> [Instruction]: Omit every picture and output the rest of the records exactly as they are.

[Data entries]
○ ○ ○ ○

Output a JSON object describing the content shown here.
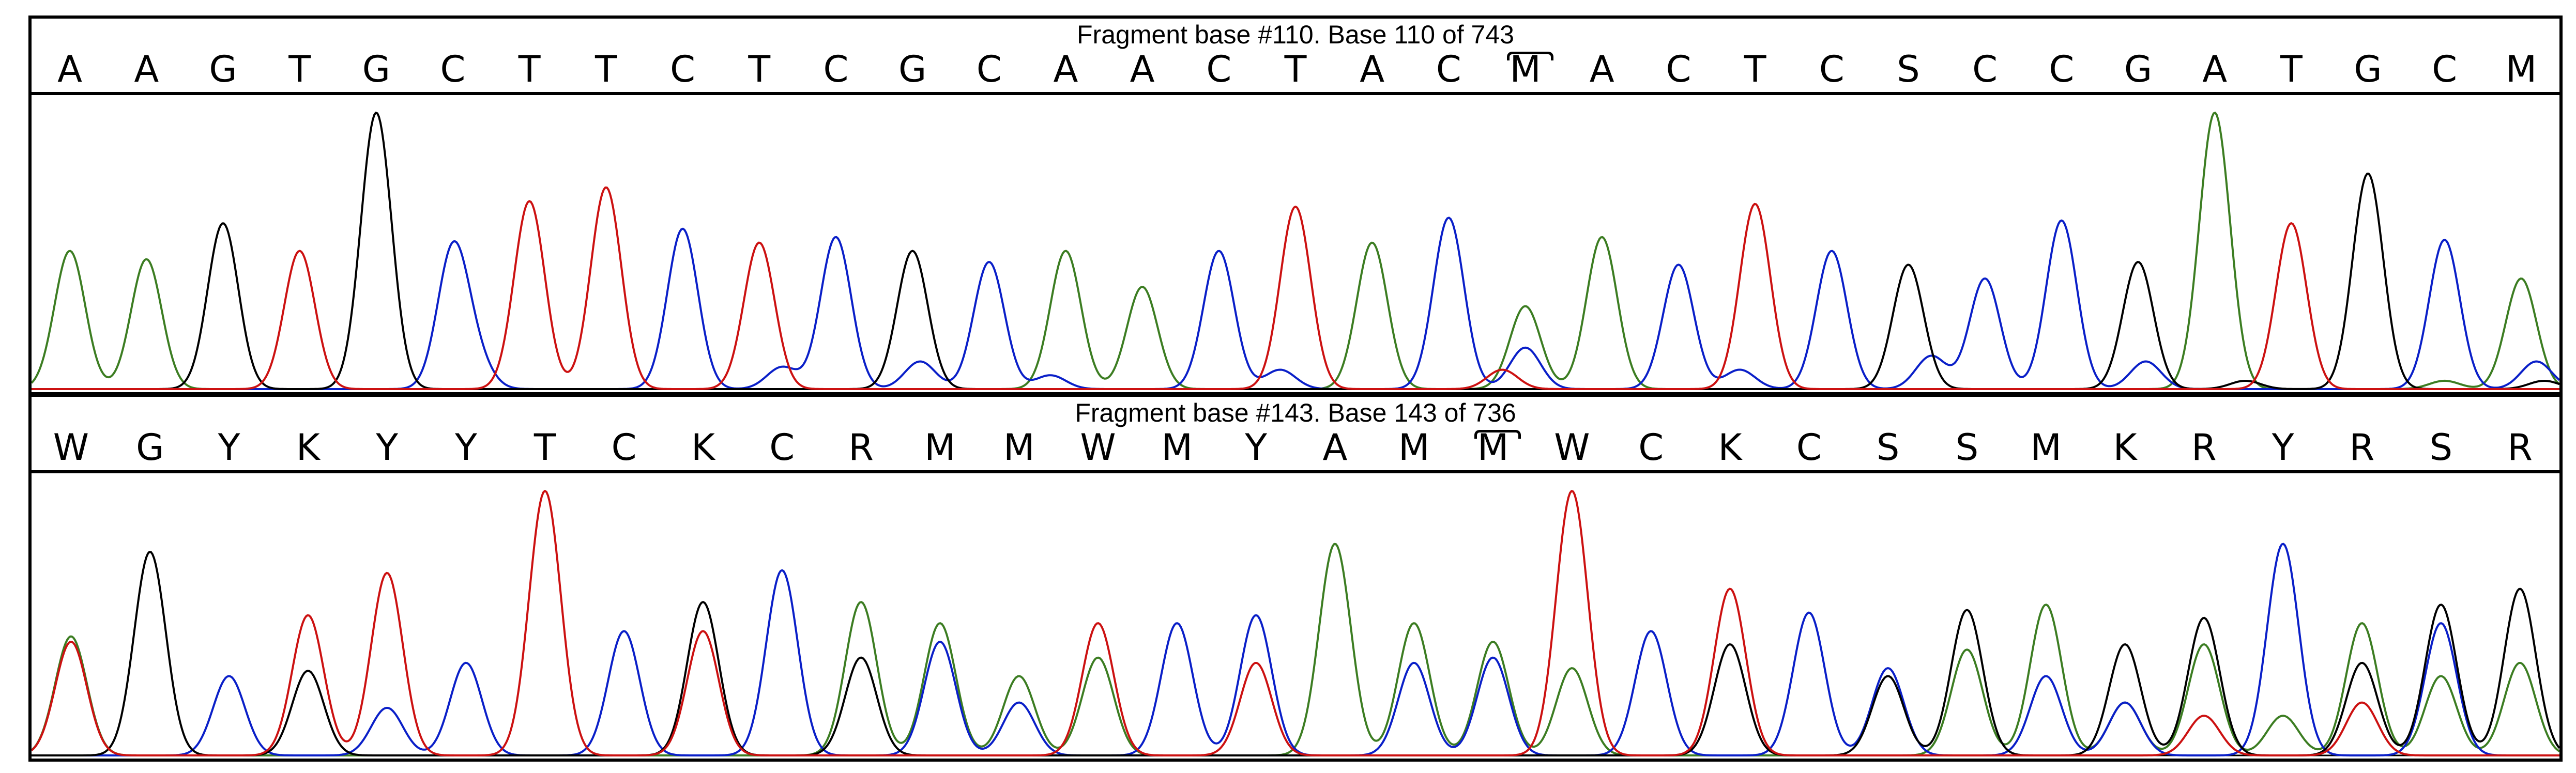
{
  "colors": {
    "A": "#3c7d22",
    "C": "#0a1fc8",
    "G": "#000000",
    "T": "#cc1111"
  },
  "panels": [
    {
      "title": "Fragment base #110. Base 110 of 743",
      "bases": [
        "A",
        "A",
        "G",
        "T",
        "G",
        "C",
        "T",
        "T",
        "C",
        "T",
        "C",
        "G",
        "C",
        "A",
        "A",
        "C",
        "T",
        "A",
        "C",
        "M",
        "A",
        "C",
        "T",
        "C",
        "S",
        "C",
        "C",
        "G",
        "A",
        "T",
        "G",
        "C",
        "M"
      ],
      "marked_index": 19
    },
    {
      "title": "Fragment base #143. Base 143 of 736",
      "bases": [
        "W",
        "G",
        "Y",
        "K",
        "Y",
        "Y",
        "T",
        "C",
        "K",
        "C",
        "R",
        "M",
        "M",
        "W",
        "M",
        "Y",
        "A",
        "M",
        "M",
        "W",
        "C",
        "K",
        "C",
        "S",
        "S",
        "M",
        "K",
        "R",
        "Y",
        "R",
        "S",
        "R"
      ],
      "marked_index": 18
    }
  ],
  "chart_data": [
    {
      "type": "line",
      "title": "Fragment base #110. Base 110 of 743",
      "xlabel": "",
      "ylabel": "",
      "base_calls": [
        "A",
        "A",
        "G",
        "T",
        "G",
        "C",
        "T",
        "T",
        "C",
        "T",
        "C",
        "G",
        "C",
        "A",
        "A",
        "C",
        "T",
        "A",
        "C",
        "M",
        "A",
        "C",
        "T",
        "C",
        "S",
        "C",
        "C",
        "G",
        "A",
        "T",
        "G",
        "C",
        "M"
      ],
      "series": [
        {
          "name": "A",
          "peaks": [
            [
              0.5,
              0.5
            ],
            [
              1.5,
              0.47
            ],
            [
              13.5,
              0.5
            ],
            [
              14.5,
              0.37
            ],
            [
              17.5,
              0.53
            ],
            [
              19.5,
              0.3
            ],
            [
              20.5,
              0.55
            ],
            [
              28.5,
              1.0
            ],
            [
              31.5,
              0.03
            ],
            [
              32.5,
              0.4
            ]
          ]
        },
        {
          "name": "C",
          "peaks": [
            [
              5.5,
              0.5
            ],
            [
              5.8,
              0.1
            ],
            [
              8.5,
              0.58
            ],
            [
              9.8,
              0.08
            ],
            [
              10.5,
              0.55
            ],
            [
              11.6,
              0.1
            ],
            [
              12.5,
              0.46
            ],
            [
              13.3,
              0.05
            ],
            [
              15.5,
              0.5
            ],
            [
              16.3,
              0.07
            ],
            [
              18.5,
              0.62
            ],
            [
              19.5,
              0.15
            ],
            [
              21.5,
              0.45
            ],
            [
              22.3,
              0.07
            ],
            [
              23.5,
              0.5
            ],
            [
              24.8,
              0.12
            ],
            [
              25.5,
              0.4
            ],
            [
              26.5,
              0.61
            ],
            [
              27.6,
              0.1
            ],
            [
              31.5,
              0.54
            ],
            [
              32.7,
              0.1
            ]
          ]
        },
        {
          "name": "G",
          "peaks": [
            [
              2.5,
              0.6
            ],
            [
              4.5,
              1.0
            ],
            [
              11.5,
              0.5
            ],
            [
              24.5,
              0.45
            ],
            [
              27.5,
              0.46
            ],
            [
              28.9,
              0.03
            ],
            [
              30.5,
              0.78
            ],
            [
              32.8,
              0.03
            ]
          ]
        },
        {
          "name": "T",
          "peaks": [
            [
              3.5,
              0.5
            ],
            [
              6.5,
              0.68
            ],
            [
              7.5,
              0.73
            ],
            [
              9.5,
              0.53
            ],
            [
              16.5,
              0.66
            ],
            [
              19.2,
              0.07
            ],
            [
              22.5,
              0.67
            ],
            [
              29.5,
              0.6
            ]
          ]
        }
      ]
    },
    {
      "type": "line",
      "title": "Fragment base #143. Base 143 of 736",
      "xlabel": "",
      "ylabel": "",
      "base_calls": [
        "W",
        "G",
        "Y",
        "K",
        "Y",
        "Y",
        "T",
        "C",
        "K",
        "C",
        "R",
        "M",
        "M",
        "W",
        "M",
        "Y",
        "A",
        "M",
        "M",
        "W",
        "C",
        "K",
        "C",
        "S",
        "S",
        "M",
        "K",
        "R",
        "Y",
        "R",
        "S",
        "R"
      ],
      "series": [
        {
          "name": "A",
          "peaks": [
            [
              0.5,
              0.45
            ],
            [
              10.5,
              0.58
            ],
            [
              11.5,
              0.5
            ],
            [
              12.5,
              0.3
            ],
            [
              13.5,
              0.37
            ],
            [
              16.5,
              0.8
            ],
            [
              17.5,
              0.5
            ],
            [
              18.5,
              0.43
            ],
            [
              19.5,
              0.33
            ],
            [
              24.5,
              0.4
            ],
            [
              25.5,
              0.57
            ],
            [
              26.5,
              0.2
            ],
            [
              27.5,
              0.42
            ],
            [
              28.5,
              0.15
            ],
            [
              29.5,
              0.5
            ],
            [
              30.5,
              0.3
            ],
            [
              31.5,
              0.35
            ]
          ]
        },
        {
          "name": "C",
          "peaks": [
            [
              2.5,
              0.3
            ],
            [
              4.5,
              0.18
            ],
            [
              5.5,
              0.35
            ],
            [
              7.5,
              0.47
            ],
            [
              9.5,
              0.7
            ],
            [
              11.5,
              0.43
            ],
            [
              12.5,
              0.2
            ],
            [
              14.5,
              0.5
            ],
            [
              15.5,
              0.53
            ],
            [
              17.5,
              0.35
            ],
            [
              18.5,
              0.37
            ],
            [
              20.5,
              0.47
            ],
            [
              22.5,
              0.54
            ],
            [
              23.5,
              0.33
            ],
            [
              25.5,
              0.3
            ],
            [
              26.5,
              0.2
            ],
            [
              28.5,
              0.8
            ],
            [
              30.5,
              0.5
            ]
          ]
        },
        {
          "name": "G",
          "peaks": [
            [
              1.5,
              0.77
            ],
            [
              3.5,
              0.32
            ],
            [
              8.5,
              0.58
            ],
            [
              10.5,
              0.37
            ],
            [
              21.5,
              0.42
            ],
            [
              23.5,
              0.3
            ],
            [
              24.5,
              0.55
            ],
            [
              26.5,
              0.42
            ],
            [
              27.5,
              0.52
            ],
            [
              29.5,
              0.35
            ],
            [
              30.5,
              0.57
            ],
            [
              31.5,
              0.63
            ]
          ]
        },
        {
          "name": "T",
          "peaks": [
            [
              0.5,
              0.43
            ],
            [
              3.5,
              0.53
            ],
            [
              4.5,
              0.69
            ],
            [
              6.5,
              1.0
            ],
            [
              8.5,
              0.47
            ],
            [
              13.5,
              0.5
            ],
            [
              15.5,
              0.35
            ],
            [
              19.5,
              1.0
            ],
            [
              21.5,
              0.63
            ],
            [
              27.5,
              0.15
            ],
            [
              29.5,
              0.2
            ]
          ]
        }
      ]
    }
  ]
}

○ ○ ○ ○

> [Answer below]:
Output a JSON object describing the content shown here.
{
  "colors": {
    "A": "#3c7d22",
    "C": "#0a1fc8",
    "G": "#000000",
    "T": "#cc1111"
  },
  "panels": [
    {
      "title": "Fragment base #110. Base 110 of 743",
      "bases": [
        "A",
        "A",
        "G",
        "T",
        "G",
        "C",
        "T",
        "T",
        "C",
        "T",
        "C",
        "G",
        "C",
        "A",
        "A",
        "C",
        "T",
        "A",
        "C",
        "M",
        "A",
        "C",
        "T",
        "C",
        "S",
        "C",
        "C",
        "G",
        "A",
        "T",
        "G",
        "C",
        "M"
      ],
      "marked_index": 19
    },
    {
      "title": "Fragment base #143. Base 143 of 736",
      "bases": [
        "W",
        "G",
        "Y",
        "K",
        "Y",
        "Y",
        "T",
        "C",
        "K",
        "C",
        "R",
        "M",
        "M",
        "W",
        "M",
        "Y",
        "A",
        "M",
        "M",
        "W",
        "C",
        "K",
        "C",
        "S",
        "S",
        "M",
        "K",
        "R",
        "Y",
        "R",
        "S",
        "R"
      ],
      "marked_index": 18
    }
  ],
  "chart_data": [
    {
      "type": "line",
      "title": "Fragment base #110. Base 110 of 743",
      "xlabel": "",
      "ylabel": "",
      "base_calls": [
        "A",
        "A",
        "G",
        "T",
        "G",
        "C",
        "T",
        "T",
        "C",
        "T",
        "C",
        "G",
        "C",
        "A",
        "A",
        "C",
        "T",
        "A",
        "C",
        "M",
        "A",
        "C",
        "T",
        "C",
        "S",
        "C",
        "C",
        "G",
        "A",
        "T",
        "G",
        "C",
        "M"
      ],
      "series": [
        {
          "name": "A",
          "peaks": [
            [
              0.5,
              0.5
            ],
            [
              1.5,
              0.47
            ],
            [
              13.5,
              0.5
            ],
            [
              14.5,
              0.37
            ],
            [
              17.5,
              0.53
            ],
            [
              19.5,
              0.3
            ],
            [
              20.5,
              0.55
            ],
            [
              28.5,
              1.0
            ],
            [
              31.5,
              0.03
            ],
            [
              32.5,
              0.4
            ]
          ]
        },
        {
          "name": "C",
          "peaks": [
            [
              5.5,
              0.5
            ],
            [
              5.8,
              0.1
            ],
            [
              8.5,
              0.58
            ],
            [
              9.8,
              0.08
            ],
            [
              10.5,
              0.55
            ],
            [
              11.6,
              0.1
            ],
            [
              12.5,
              0.46
            ],
            [
              13.3,
              0.05
            ],
            [
              15.5,
              0.5
            ],
            [
              16.3,
              0.07
            ],
            [
              18.5,
              0.62
            ],
            [
              19.5,
              0.15
            ],
            [
              21.5,
              0.45
            ],
            [
              22.3,
              0.07
            ],
            [
              23.5,
              0.5
            ],
            [
              24.8,
              0.12
            ],
            [
              25.5,
              0.4
            ],
            [
              26.5,
              0.61
            ],
            [
              27.6,
              0.1
            ],
            [
              31.5,
              0.54
            ],
            [
              32.7,
              0.1
            ]
          ]
        },
        {
          "name": "G",
          "peaks": [
            [
              2.5,
              0.6
            ],
            [
              4.5,
              1.0
            ],
            [
              11.5,
              0.5
            ],
            [
              24.5,
              0.45
            ],
            [
              27.5,
              0.46
            ],
            [
              28.9,
              0.03
            ],
            [
              30.5,
              0.78
            ],
            [
              32.8,
              0.03
            ]
          ]
        },
        {
          "name": "T",
          "peaks": [
            [
              3.5,
              0.5
            ],
            [
              6.5,
              0.68
            ],
            [
              7.5,
              0.73
            ],
            [
              9.5,
              0.53
            ],
            [
              16.5,
              0.66
            ],
            [
              19.2,
              0.07
            ],
            [
              22.5,
              0.67
            ],
            [
              29.5,
              0.6
            ]
          ]
        }
      ]
    },
    {
      "type": "line",
      "title": "Fragment base #143. Base 143 of 736",
      "xlabel": "",
      "ylabel": "",
      "base_calls": [
        "W",
        "G",
        "Y",
        "K",
        "Y",
        "Y",
        "T",
        "C",
        "K",
        "C",
        "R",
        "M",
        "M",
        "W",
        "M",
        "Y",
        "A",
        "M",
        "M",
        "W",
        "C",
        "K",
        "C",
        "S",
        "S",
        "M",
        "K",
        "R",
        "Y",
        "R",
        "S",
        "R"
      ],
      "series": [
        {
          "name": "A",
          "peaks": [
            [
              0.5,
              0.45
            ],
            [
              10.5,
              0.58
            ],
            [
              11.5,
              0.5
            ],
            [
              12.5,
              0.3
            ],
            [
              13.5,
              0.37
            ],
            [
              16.5,
              0.8
            ],
            [
              17.5,
              0.5
            ],
            [
              18.5,
              0.43
            ],
            [
              19.5,
              0.33
            ],
            [
              24.5,
              0.4
            ],
            [
              25.5,
              0.57
            ],
            [
              26.5,
              0.2
            ],
            [
              27.5,
              0.42
            ],
            [
              28.5,
              0.15
            ],
            [
              29.5,
              0.5
            ],
            [
              30.5,
              0.3
            ],
            [
              31.5,
              0.35
            ]
          ]
        },
        {
          "name": "C",
          "peaks": [
            [
              2.5,
              0.3
            ],
            [
              4.5,
              0.18
            ],
            [
              5.5,
              0.35
            ],
            [
              7.5,
              0.47
            ],
            [
              9.5,
              0.7
            ],
            [
              11.5,
              0.43
            ],
            [
              12.5,
              0.2
            ],
            [
              14.5,
              0.5
            ],
            [
              15.5,
              0.53
            ],
            [
              17.5,
              0.35
            ],
            [
              18.5,
              0.37
            ],
            [
              20.5,
              0.47
            ],
            [
              22.5,
              0.54
            ],
            [
              23.5,
              0.33
            ],
            [
              25.5,
              0.3
            ],
            [
              26.5,
              0.2
            ],
            [
              28.5,
              0.8
            ],
            [
              30.5,
              0.5
            ]
          ]
        },
        {
          "name": "G",
          "peaks": [
            [
              1.5,
              0.77
            ],
            [
              3.5,
              0.32
            ],
            [
              8.5,
              0.58
            ],
            [
              10.5,
              0.37
            ],
            [
              21.5,
              0.42
            ],
            [
              23.5,
              0.3
            ],
            [
              24.5,
              0.55
            ],
            [
              26.5,
              0.42
            ],
            [
              27.5,
              0.52
            ],
            [
              29.5,
              0.35
            ],
            [
              30.5,
              0.57
            ],
            [
              31.5,
              0.63
            ]
          ]
        },
        {
          "name": "T",
          "peaks": [
            [
              0.5,
              0.43
            ],
            [
              3.5,
              0.53
            ],
            [
              4.5,
              0.69
            ],
            [
              6.5,
              1.0
            ],
            [
              8.5,
              0.47
            ],
            [
              13.5,
              0.5
            ],
            [
              15.5,
              0.35
            ],
            [
              19.5,
              1.0
            ],
            [
              21.5,
              0.63
            ],
            [
              27.5,
              0.15
            ],
            [
              29.5,
              0.2
            ]
          ]
        }
      ]
    }
  ]
}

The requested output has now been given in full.